**INPUT**
[Start]

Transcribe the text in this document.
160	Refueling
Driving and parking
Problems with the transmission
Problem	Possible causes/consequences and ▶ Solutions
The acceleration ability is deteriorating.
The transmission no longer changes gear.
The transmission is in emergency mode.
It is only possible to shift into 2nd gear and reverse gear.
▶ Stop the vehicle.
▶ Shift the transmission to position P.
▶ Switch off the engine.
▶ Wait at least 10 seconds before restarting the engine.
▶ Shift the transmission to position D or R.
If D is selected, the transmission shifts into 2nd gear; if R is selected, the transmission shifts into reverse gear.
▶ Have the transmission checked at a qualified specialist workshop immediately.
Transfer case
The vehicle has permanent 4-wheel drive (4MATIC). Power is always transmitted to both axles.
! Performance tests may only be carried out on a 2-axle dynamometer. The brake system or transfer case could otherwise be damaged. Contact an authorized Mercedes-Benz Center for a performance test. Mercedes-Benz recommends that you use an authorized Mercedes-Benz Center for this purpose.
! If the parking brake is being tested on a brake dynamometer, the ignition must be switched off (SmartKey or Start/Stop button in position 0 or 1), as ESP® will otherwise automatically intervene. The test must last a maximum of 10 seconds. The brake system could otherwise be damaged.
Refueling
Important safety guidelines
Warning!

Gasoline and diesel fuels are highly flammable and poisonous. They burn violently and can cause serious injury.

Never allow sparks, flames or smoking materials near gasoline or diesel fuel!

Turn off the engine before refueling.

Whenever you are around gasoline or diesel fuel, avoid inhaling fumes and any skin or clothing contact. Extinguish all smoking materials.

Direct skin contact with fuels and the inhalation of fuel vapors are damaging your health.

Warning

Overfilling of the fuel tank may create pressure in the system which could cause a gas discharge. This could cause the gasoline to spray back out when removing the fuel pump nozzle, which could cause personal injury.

[End]
[Start]

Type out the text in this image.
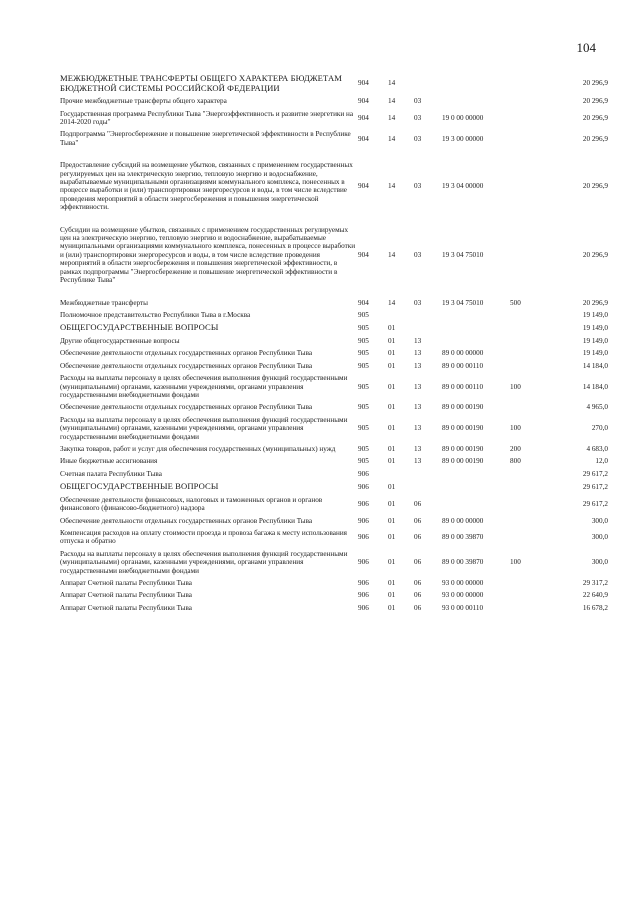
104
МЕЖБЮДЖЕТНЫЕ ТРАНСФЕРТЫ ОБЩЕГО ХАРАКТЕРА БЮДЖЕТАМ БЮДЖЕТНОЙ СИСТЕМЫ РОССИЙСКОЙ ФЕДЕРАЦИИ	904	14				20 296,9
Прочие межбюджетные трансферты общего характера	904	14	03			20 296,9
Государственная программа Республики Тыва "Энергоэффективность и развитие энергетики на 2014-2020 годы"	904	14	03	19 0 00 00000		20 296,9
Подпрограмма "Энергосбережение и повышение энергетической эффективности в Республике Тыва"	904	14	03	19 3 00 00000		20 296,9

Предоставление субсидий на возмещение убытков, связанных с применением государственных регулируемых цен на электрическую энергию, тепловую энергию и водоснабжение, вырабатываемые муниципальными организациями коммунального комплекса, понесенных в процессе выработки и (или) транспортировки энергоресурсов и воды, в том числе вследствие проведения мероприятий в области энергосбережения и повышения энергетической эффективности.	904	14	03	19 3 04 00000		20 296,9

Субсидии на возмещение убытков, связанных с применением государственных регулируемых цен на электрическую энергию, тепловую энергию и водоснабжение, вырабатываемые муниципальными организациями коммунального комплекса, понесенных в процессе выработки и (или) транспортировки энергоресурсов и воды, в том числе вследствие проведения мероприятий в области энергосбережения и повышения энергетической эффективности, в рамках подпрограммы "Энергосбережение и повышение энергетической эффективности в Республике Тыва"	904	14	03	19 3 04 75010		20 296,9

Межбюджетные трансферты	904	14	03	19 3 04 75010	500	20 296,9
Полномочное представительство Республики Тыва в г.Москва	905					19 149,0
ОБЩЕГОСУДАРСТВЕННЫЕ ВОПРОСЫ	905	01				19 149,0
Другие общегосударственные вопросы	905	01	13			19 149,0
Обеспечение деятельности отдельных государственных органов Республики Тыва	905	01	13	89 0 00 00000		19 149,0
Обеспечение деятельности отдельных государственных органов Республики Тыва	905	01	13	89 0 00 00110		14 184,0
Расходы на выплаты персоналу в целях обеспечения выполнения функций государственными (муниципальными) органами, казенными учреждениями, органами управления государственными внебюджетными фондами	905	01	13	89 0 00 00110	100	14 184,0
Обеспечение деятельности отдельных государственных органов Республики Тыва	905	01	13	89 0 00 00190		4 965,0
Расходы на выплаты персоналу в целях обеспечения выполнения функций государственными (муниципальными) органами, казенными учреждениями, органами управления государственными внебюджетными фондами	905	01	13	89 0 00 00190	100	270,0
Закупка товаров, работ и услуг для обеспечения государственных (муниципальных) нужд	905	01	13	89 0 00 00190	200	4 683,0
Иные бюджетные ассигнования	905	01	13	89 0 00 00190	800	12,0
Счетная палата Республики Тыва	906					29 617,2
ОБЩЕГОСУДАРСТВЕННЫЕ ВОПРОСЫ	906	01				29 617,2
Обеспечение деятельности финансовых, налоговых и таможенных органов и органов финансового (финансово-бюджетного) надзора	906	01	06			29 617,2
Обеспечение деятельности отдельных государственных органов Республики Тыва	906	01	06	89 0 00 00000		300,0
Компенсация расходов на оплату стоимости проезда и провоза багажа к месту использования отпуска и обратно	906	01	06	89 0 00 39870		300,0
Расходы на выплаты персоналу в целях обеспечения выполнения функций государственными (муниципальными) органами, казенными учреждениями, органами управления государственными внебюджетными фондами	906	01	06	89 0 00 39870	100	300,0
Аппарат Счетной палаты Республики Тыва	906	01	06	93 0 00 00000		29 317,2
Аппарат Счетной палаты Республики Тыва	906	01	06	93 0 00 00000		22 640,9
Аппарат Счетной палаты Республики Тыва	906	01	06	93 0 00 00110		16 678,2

[End]

**REQUIREMENT**
Search the entries for the word "smoking" and gather every line where it appears.

**ANSWER IN FULL**
Never allow sparks, flames or smoking materials near gasoline or diesel fuel!
Whenever you are around gasoline or diesel fuel, avoid inhaling fumes and any skin or clothing contact. Extinguish all smoking materials.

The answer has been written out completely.